■ WRITTEN TASK
Copy every line of the following data that includes the string "this".

■ TASK MATERIAL
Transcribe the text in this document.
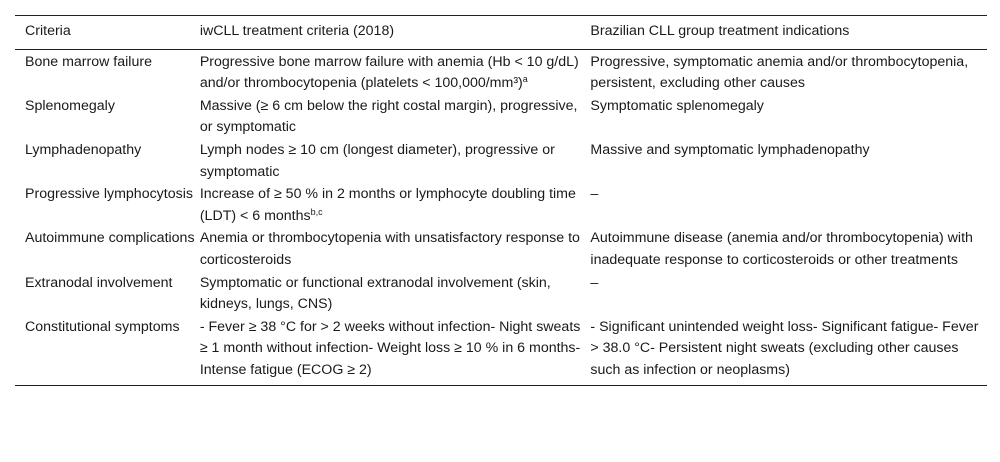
Criteria	iwCLL treatment criteria (2018)	Brazilian CLL group treatment indications
Bone marrow failure	Progressive bone marrow failure with anemia (Hb < 10 g/dL) and/or thrombocytopenia (platelets < 100,000/mm³)$^a$	Progressive, symptomatic anemia and/or thrombocytopenia, persistent, excluding other causes
Splenomegaly	Massive (≥ 6 cm below the right costal margin), progressive, or symptomatic	Symptomatic splenomegaly
Lymphadenopathy	Lymph nodes ≥ 10 cm (longest diameter), progressive or symptomatic	Massive and symptomatic lymphadenopathy
Progressive lymphocytosis	Increase of ≥ 50 % in 2 months or lymphocyte doubling time (LDT) < 6 months$^{b,c}$	–
Autoimmune complications	Anemia or thrombocytopenia with unsatisfactory response to corticosteroids	Autoimmune disease (anemia and/or thrombocytopenia) with inadequate response to corticosteroids or other treatments
Extranodal involvement	Symptomatic or functional extranodal involvement (skin, kidneys, lungs, CNS)	–
Constitutional symptoms	- Fever ≥ 38 °C for > 2 weeks without infection- Night sweats ≥ 1 month without infection- Weight loss ≥ 10 % in 6 months- Intense fatigue (ECOG ≥ 2)	- Significant unintended weight loss- Significant fatigue- Fever > 38.0 °C- Persistent night sweats (excluding other causes such as infection or neoplasms)
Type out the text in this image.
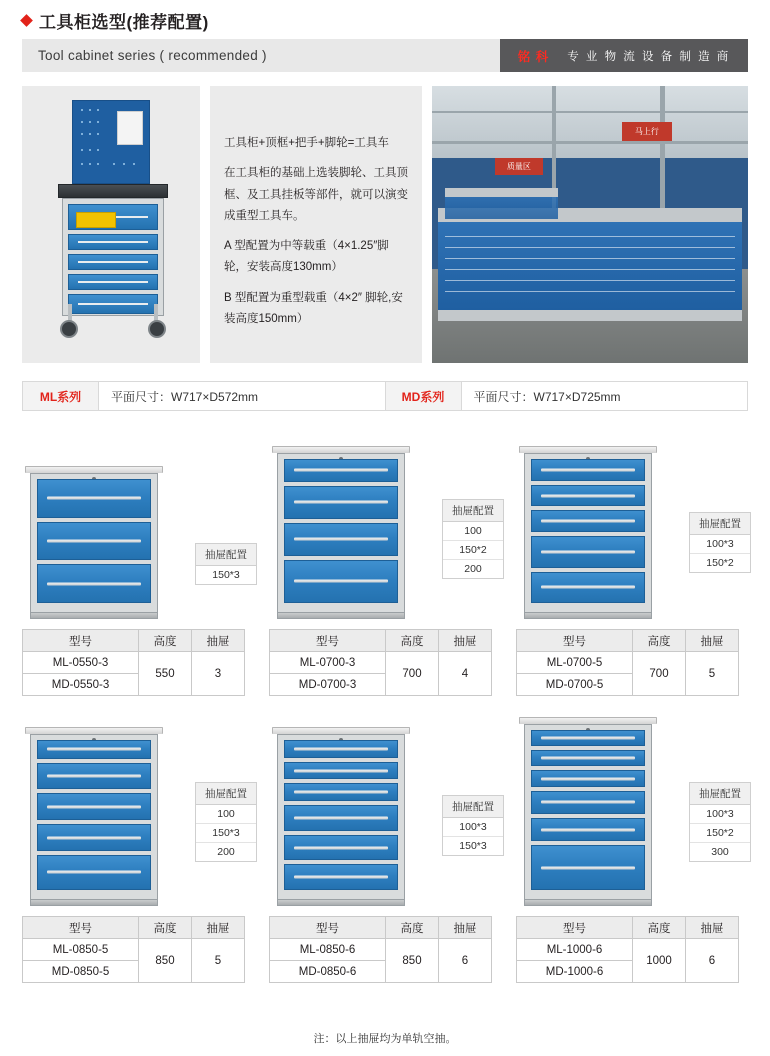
工具柜选型(推荐配置)
Tool cabinet series ( recommended )	铭 科 专 业 物 流 设 备 制 造 商

工具柜+顶框+把手+脚轮=工具车

在工具柜的基础上选装脚轮、工具顶框、及工具挂板等部件，就可以演变成重型工具车。

A 型配置为中等载重（4×1.25″脚轮，安装高度130mm）

B 型配置为重型载重（4×2″ 脚轮,安装高度150mm）

马上行
质量区
ML系列	平面尺寸：W717×D572mm	MD系列	平面尺寸：W717×D725mm
抽屉配置
150*3
型号	高度	抽屉
ML-0550-3	550	3
MD-0550-3		
抽屉配置
100
150*2
200
型号	高度	抽屉
ML-0700-3	700	4
MD-0700-3		
抽屉配置
100*3
150*2
型号	高度	抽屉
ML-0700-5	700	5
MD-0700-5		
抽屉配置
100
150*3
200
型号	高度	抽屉
ML-0850-5	850	5
MD-0850-5		
抽屉配置
100*3
150*3
型号	高度	抽屉
ML-0850-6	850	6
MD-0850-6		
抽屉配置
100*3
150*2
300
型号	高度	抽屉
ML-1000-6	1000	6
MD-1000-6		
注：以上抽屉均为单轨空抽。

■ WORKED ANSWER
Transcribe the text in this document.
Type out the text in this image.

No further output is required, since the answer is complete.